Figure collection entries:
* * * * * * * * *
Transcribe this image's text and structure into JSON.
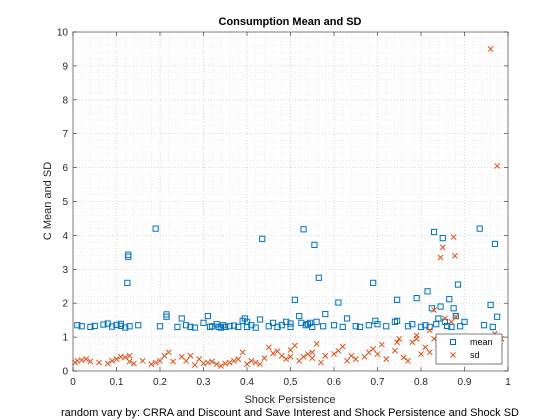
{
  "chart_data": {
    "type": "scatter",
    "title": "Consumption Mean and SD",
    "xlabel": "Shock Persistence",
    "ylabel": "C Mean and SD",
    "caption": "random vary by: CRRA and Discount and Save Interest and Shock Persistence and Shock SD",
    "xlim": [
      0,
      1
    ],
    "ylim": [
      0,
      10
    ],
    "x_ticks": [
      "0",
      "0.1",
      "0.2",
      "0.3",
      "0.4",
      "0.5",
      "0.6",
      "0.7",
      "0.8",
      "0.9",
      "1"
    ],
    "y_ticks": [
      "0",
      "1",
      "2",
      "3",
      "4",
      "5",
      "6",
      "7",
      "8",
      "9",
      "10"
    ],
    "grid": "on, dotted major and minor",
    "box": "on",
    "legend_position": "bottom-right",
    "series": [
      {
        "name": "mean",
        "marker": "square",
        "color": "#0072BD",
        "points": [
          [
            0.01,
            1.35
          ],
          [
            0.02,
            1.32
          ],
          [
            0.04,
            1.3
          ],
          [
            0.05,
            1.33
          ],
          [
            0.07,
            1.37
          ],
          [
            0.08,
            1.4
          ],
          [
            0.09,
            1.31
          ],
          [
            0.1,
            1.36
          ],
          [
            0.11,
            1.33
          ],
          [
            0.11,
            1.39
          ],
          [
            0.12,
            1.28
          ],
          [
            0.125,
            2.6
          ],
          [
            0.127,
            3.37
          ],
          [
            0.127,
            3.43
          ],
          [
            0.13,
            1.32
          ],
          [
            0.15,
            1.35
          ],
          [
            0.19,
            4.2
          ],
          [
            0.2,
            1.32
          ],
          [
            0.215,
            1.6
          ],
          [
            0.215,
            1.67
          ],
          [
            0.24,
            1.3
          ],
          [
            0.25,
            1.55
          ],
          [
            0.26,
            1.35
          ],
          [
            0.27,
            1.3
          ],
          [
            0.28,
            1.28
          ],
          [
            0.3,
            1.42
          ],
          [
            0.31,
            1.62
          ],
          [
            0.315,
            1.3
          ],
          [
            0.32,
            1.32
          ],
          [
            0.33,
            1.38
          ],
          [
            0.335,
            1.3
          ],
          [
            0.34,
            1.28
          ],
          [
            0.345,
            1.35
          ],
          [
            0.35,
            1.3
          ],
          [
            0.36,
            1.32
          ],
          [
            0.37,
            1.34
          ],
          [
            0.38,
            1.3
          ],
          [
            0.39,
            1.48
          ],
          [
            0.395,
            1.55
          ],
          [
            0.4,
            1.3
          ],
          [
            0.4,
            1.45
          ],
          [
            0.41,
            1.35
          ],
          [
            0.42,
            1.28
          ],
          [
            0.43,
            1.52
          ],
          [
            0.435,
            3.9
          ],
          [
            0.45,
            1.32
          ],
          [
            0.46,
            1.42
          ],
          [
            0.47,
            1.3
          ],
          [
            0.48,
            1.35
          ],
          [
            0.49,
            1.45
          ],
          [
            0.5,
            1.3
          ],
          [
            0.5,
            1.4
          ],
          [
            0.51,
            2.1
          ],
          [
            0.52,
            1.62
          ],
          [
            0.525,
            1.42
          ],
          [
            0.53,
            4.18
          ],
          [
            0.535,
            1.35
          ],
          [
            0.54,
            1.38
          ],
          [
            0.545,
            1.42
          ],
          [
            0.55,
            1.3
          ],
          [
            0.555,
            3.72
          ],
          [
            0.56,
            1.45
          ],
          [
            0.565,
            2.75
          ],
          [
            0.575,
            1.32
          ],
          [
            0.58,
            1.68
          ],
          [
            0.6,
            1.35
          ],
          [
            0.61,
            2.02
          ],
          [
            0.62,
            1.3
          ],
          [
            0.63,
            1.55
          ],
          [
            0.65,
            1.32
          ],
          [
            0.66,
            1.3
          ],
          [
            0.68,
            1.35
          ],
          [
            0.69,
            2.6
          ],
          [
            0.695,
            1.48
          ],
          [
            0.7,
            1.38
          ],
          [
            0.72,
            1.32
          ],
          [
            0.74,
            1.45
          ],
          [
            0.745,
            1.48
          ],
          [
            0.745,
            2.1
          ],
          [
            0.77,
            1.32
          ],
          [
            0.78,
            1.38
          ],
          [
            0.79,
            2.15
          ],
          [
            0.8,
            1.3
          ],
          [
            0.81,
            1.35
          ],
          [
            0.815,
            2.35
          ],
          [
            0.82,
            1.3
          ],
          [
            0.825,
            1.85
          ],
          [
            0.83,
            4.1
          ],
          [
            0.835,
            1.38
          ],
          [
            0.84,
            1.55
          ],
          [
            0.845,
            1.9
          ],
          [
            0.85,
            3.92
          ],
          [
            0.855,
            1.45
          ],
          [
            0.86,
            1.33
          ],
          [
            0.865,
            2.12
          ],
          [
            0.87,
            1.3
          ],
          [
            0.875,
            1.85
          ],
          [
            0.88,
            1.62
          ],
          [
            0.885,
            2.55
          ],
          [
            0.89,
            1.32
          ],
          [
            0.9,
            1.45
          ],
          [
            0.935,
            4.2
          ],
          [
            0.945,
            1.35
          ],
          [
            0.96,
            1.95
          ],
          [
            0.965,
            1.3
          ],
          [
            0.97,
            3.75
          ],
          [
            0.975,
            1.6
          ]
        ]
      },
      {
        "name": "sd",
        "marker": "x",
        "color": "#D95319",
        "points": [
          [
            0.005,
            0.25
          ],
          [
            0.01,
            0.3
          ],
          [
            0.02,
            0.32
          ],
          [
            0.03,
            0.35
          ],
          [
            0.04,
            0.28
          ],
          [
            0.06,
            0.25
          ],
          [
            0.08,
            0.22
          ],
          [
            0.09,
            0.3
          ],
          [
            0.1,
            0.35
          ],
          [
            0.11,
            0.42
          ],
          [
            0.12,
            0.4
          ],
          [
            0.13,
            0.28
          ],
          [
            0.13,
            0.45
          ],
          [
            0.14,
            0.22
          ],
          [
            0.16,
            0.3
          ],
          [
            0.18,
            0.2
          ],
          [
            0.19,
            0.25
          ],
          [
            0.2,
            0.3
          ],
          [
            0.21,
            0.45
          ],
          [
            0.22,
            0.55
          ],
          [
            0.23,
            0.28
          ],
          [
            0.25,
            0.42
          ],
          [
            0.26,
            0.3
          ],
          [
            0.27,
            0.45
          ],
          [
            0.28,
            0.18
          ],
          [
            0.29,
            0.35
          ],
          [
            0.3,
            0.22
          ],
          [
            0.31,
            0.25
          ],
          [
            0.32,
            0.28
          ],
          [
            0.33,
            0.2
          ],
          [
            0.34,
            0.15
          ],
          [
            0.35,
            0.22
          ],
          [
            0.36,
            0.25
          ],
          [
            0.37,
            0.3
          ],
          [
            0.38,
            0.35
          ],
          [
            0.39,
            0.55
          ],
          [
            0.4,
            0.2
          ],
          [
            0.41,
            0.3
          ],
          [
            0.42,
            0.25
          ],
          [
            0.43,
            0.2
          ],
          [
            0.44,
            0.38
          ],
          [
            0.45,
            0.7
          ],
          [
            0.46,
            0.52
          ],
          [
            0.47,
            0.58
          ],
          [
            0.48,
            0.45
          ],
          [
            0.49,
            0.35
          ],
          [
            0.5,
            0.42
          ],
          [
            0.5,
            0.62
          ],
          [
            0.51,
            0.75
          ],
          [
            0.52,
            0.3
          ],
          [
            0.53,
            0.42
          ],
          [
            0.54,
            0.5
          ],
          [
            0.55,
            0.38
          ],
          [
            0.55,
            0.55
          ],
          [
            0.56,
            0.8
          ],
          [
            0.57,
            0.25
          ],
          [
            0.58,
            0.45
          ],
          [
            0.6,
            0.5
          ],
          [
            0.61,
            0.6
          ],
          [
            0.62,
            0.72
          ],
          [
            0.63,
            0.3
          ],
          [
            0.64,
            0.45
          ],
          [
            0.65,
            0.35
          ],
          [
            0.67,
            0.42
          ],
          [
            0.68,
            0.55
          ],
          [
            0.69,
            0.65
          ],
          [
            0.7,
            0.5
          ],
          [
            0.71,
            0.78
          ],
          [
            0.72,
            0.35
          ],
          [
            0.74,
            0.6
          ],
          [
            0.745,
            0.85
          ],
          [
            0.75,
            0.95
          ],
          [
            0.76,
            0.4
          ],
          [
            0.77,
            0.3
          ],
          [
            0.78,
            0.85
          ],
          [
            0.79,
            0.95
          ],
          [
            0.79,
            1.05
          ],
          [
            0.8,
            0.5
          ],
          [
            0.81,
            0.7
          ],
          [
            0.82,
            0.55
          ],
          [
            0.82,
            1.2
          ],
          [
            0.83,
            1.8
          ],
          [
            0.83,
            0.95
          ],
          [
            0.84,
            0.8
          ],
          [
            0.845,
            3.35
          ],
          [
            0.85,
            3.65
          ],
          [
            0.855,
            1.55
          ],
          [
            0.86,
            0.95
          ],
          [
            0.865,
            0.5
          ],
          [
            0.87,
            0.35
          ],
          [
            0.87,
            1.45
          ],
          [
            0.875,
            3.95
          ],
          [
            0.878,
            3.4
          ],
          [
            0.88,
            1.6
          ],
          [
            0.89,
            0.9
          ],
          [
            0.9,
            0.7
          ],
          [
            0.91,
            0.5
          ],
          [
            0.92,
            0.6
          ],
          [
            0.93,
            0.45
          ],
          [
            0.94,
            0.55
          ],
          [
            0.95,
            0.75
          ],
          [
            0.96,
            9.5
          ],
          [
            0.97,
            1.1
          ],
          [
            0.975,
            6.05
          ],
          [
            0.985,
            0.95
          ]
        ]
      }
    ]
  }
}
* * * * * * * * *
**Task description**
From the data above, copy out every line with the string "Persistence" in it.

**Result of this exercise**
    "xlabel": "Shock Persistence",
    "caption": "random vary by: CRRA and Discount and Save Interest and Shock Persistence and Shock SD",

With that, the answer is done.